Written task
Would you output the whole listing below, exactly as it reads?

Dataset records
──────────
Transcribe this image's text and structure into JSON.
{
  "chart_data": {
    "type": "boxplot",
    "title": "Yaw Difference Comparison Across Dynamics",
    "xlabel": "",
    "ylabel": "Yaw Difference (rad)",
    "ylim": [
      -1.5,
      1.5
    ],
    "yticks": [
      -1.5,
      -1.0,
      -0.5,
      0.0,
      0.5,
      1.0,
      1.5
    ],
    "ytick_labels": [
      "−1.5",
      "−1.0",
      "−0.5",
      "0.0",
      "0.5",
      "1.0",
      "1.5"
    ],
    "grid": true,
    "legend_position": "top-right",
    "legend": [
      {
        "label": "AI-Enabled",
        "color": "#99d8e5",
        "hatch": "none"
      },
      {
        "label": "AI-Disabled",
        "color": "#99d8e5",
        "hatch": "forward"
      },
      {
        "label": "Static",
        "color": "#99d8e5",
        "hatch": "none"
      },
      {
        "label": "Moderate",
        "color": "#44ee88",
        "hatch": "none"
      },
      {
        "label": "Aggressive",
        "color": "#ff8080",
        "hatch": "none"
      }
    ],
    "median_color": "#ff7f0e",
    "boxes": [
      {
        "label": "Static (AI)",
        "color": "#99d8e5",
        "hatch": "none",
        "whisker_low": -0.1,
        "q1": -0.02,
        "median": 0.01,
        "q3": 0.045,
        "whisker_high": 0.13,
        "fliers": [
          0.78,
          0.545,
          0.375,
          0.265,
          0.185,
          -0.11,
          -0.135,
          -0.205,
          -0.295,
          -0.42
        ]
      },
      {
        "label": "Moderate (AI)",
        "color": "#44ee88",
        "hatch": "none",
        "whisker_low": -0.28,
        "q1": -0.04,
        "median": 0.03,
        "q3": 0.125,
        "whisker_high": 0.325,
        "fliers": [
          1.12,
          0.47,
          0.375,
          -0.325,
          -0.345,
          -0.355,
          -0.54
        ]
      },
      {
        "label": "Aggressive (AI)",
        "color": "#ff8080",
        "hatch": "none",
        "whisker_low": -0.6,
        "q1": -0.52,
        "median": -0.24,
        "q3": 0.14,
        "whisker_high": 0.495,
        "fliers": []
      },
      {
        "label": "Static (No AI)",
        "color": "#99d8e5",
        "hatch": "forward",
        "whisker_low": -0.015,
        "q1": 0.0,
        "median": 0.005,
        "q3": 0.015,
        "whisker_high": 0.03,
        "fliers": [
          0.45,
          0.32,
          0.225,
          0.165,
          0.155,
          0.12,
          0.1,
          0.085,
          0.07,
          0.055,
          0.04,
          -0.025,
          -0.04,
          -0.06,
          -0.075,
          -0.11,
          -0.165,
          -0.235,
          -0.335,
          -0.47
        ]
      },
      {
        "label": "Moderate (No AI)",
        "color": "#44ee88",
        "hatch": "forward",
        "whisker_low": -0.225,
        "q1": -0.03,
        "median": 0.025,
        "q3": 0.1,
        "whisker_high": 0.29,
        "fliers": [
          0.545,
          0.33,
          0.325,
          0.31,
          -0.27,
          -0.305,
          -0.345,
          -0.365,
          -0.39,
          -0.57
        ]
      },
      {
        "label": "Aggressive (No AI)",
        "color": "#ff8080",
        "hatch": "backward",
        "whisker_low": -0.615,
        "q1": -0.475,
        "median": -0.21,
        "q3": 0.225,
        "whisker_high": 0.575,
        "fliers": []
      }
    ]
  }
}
──────────
Exercise result
Transcribe this image's text and structure into JSON.
{
  "chart_data": {
    "type": "boxplot",
    "title": "Yaw Difference Comparison Across Dynamics",
    "xlabel": "",
    "ylabel": "Yaw Difference (rad)",
    "ylim": [
      -1.5,
      1.5
    ],
    "yticks": [
      -1.5,
      -1.0,
      -0.5,
      0.0,
      0.5,
      1.0,
      1.5
    ],
    "ytick_labels": [
      "−1.5",
      "−1.0",
      "−0.5",
      "0.0",
      "0.5",
      "1.0",
      "1.5"
    ],
    "grid": true,
    "legend_position": "top-right",
    "legend": [
      {
        "label": "AI-Enabled",
        "color": "#99d8e5",
        "hatch": "none"
      },
      {
        "label": "AI-Disabled",
        "color": "#99d8e5",
        "hatch": "forward"
      },
      {
        "label": "Static",
        "color": "#99d8e5",
        "hatch": "none"
      },
      {
        "label": "Moderate",
        "color": "#44ee88",
        "hatch": "none"
      },
      {
        "label": "Aggressive",
        "color": "#ff8080",
        "hatch": "none"
      }
    ],
    "median_color": "#ff7f0e",
    "boxes": [
      {
        "label": "Static (AI)",
        "color": "#99d8e5",
        "hatch": "none",
        "whisker_low": -0.1,
        "q1": -0.02,
        "median": 0.01,
        "q3": 0.045,
        "whisker_high": 0.13,
        "fliers": [
          0.78,
          0.545,
          0.375,
          0.265,
          0.185,
          -0.11,
          -0.135,
          -0.205,
          -0.295,
          -0.42
        ]
      },
      {
        "label": "Moderate (AI)",
        "color": "#44ee88",
        "hatch": "none",
        "whisker_low": -0.28,
        "q1": -0.04,
        "median": 0.03,
        "q3": 0.125,
        "whisker_high": 0.325,
        "fliers": [
          1.12,
          0.47,
          0.375,
          -0.325,
          -0.345,
          -0.355,
          -0.54
        ]
      },
      {
        "label": "Aggressive (AI)",
        "color": "#ff8080",
        "hatch": "none",
        "whisker_low": -0.6,
        "q1": -0.52,
        "median": -0.24,
        "q3": 0.14,
        "whisker_high": 0.495,
        "fliers": []
      },
      {
        "label": "Static (No AI)",
        "color": "#99d8e5",
        "hatch": "forward",
        "whisker_low": -0.015,
        "q1": 0.0,
        "median": 0.005,
        "q3": 0.015,
        "whisker_high": 0.03,
        "fliers": [
          0.45,
          0.32,
          0.225,
          0.165,
          0.155,
          0.12,
          0.1,
          0.085,
          0.07,
          0.055,
          0.04,
          -0.025,
          -0.04,
          -0.06,
          -0.075,
          -0.11,
          -0.165,
          -0.235,
          -0.335,
          -0.47
        ]
      },
      {
        "label": "Moderate (No AI)",
        "color": "#44ee88",
        "hatch": "forward",
        "whisker_low": -0.225,
        "q1": -0.03,
        "median": 0.025,
        "q3": 0.1,
        "whisker_high": 0.29,
        "fliers": [
          0.545,
          0.33,
          0.325,
          0.31,
          -0.27,
          -0.305,
          -0.345,
          -0.365,
          -0.39,
          -0.57
        ]
      },
      {
        "label": "Aggressive (No AI)",
        "color": "#ff8080",
        "hatch": "backward",
        "whisker_low": -0.615,
        "q1": -0.475,
        "median": -0.21,
        "q3": 0.225,
        "whisker_high": 0.575,
        "fliers": []
      }
    ]
  }
}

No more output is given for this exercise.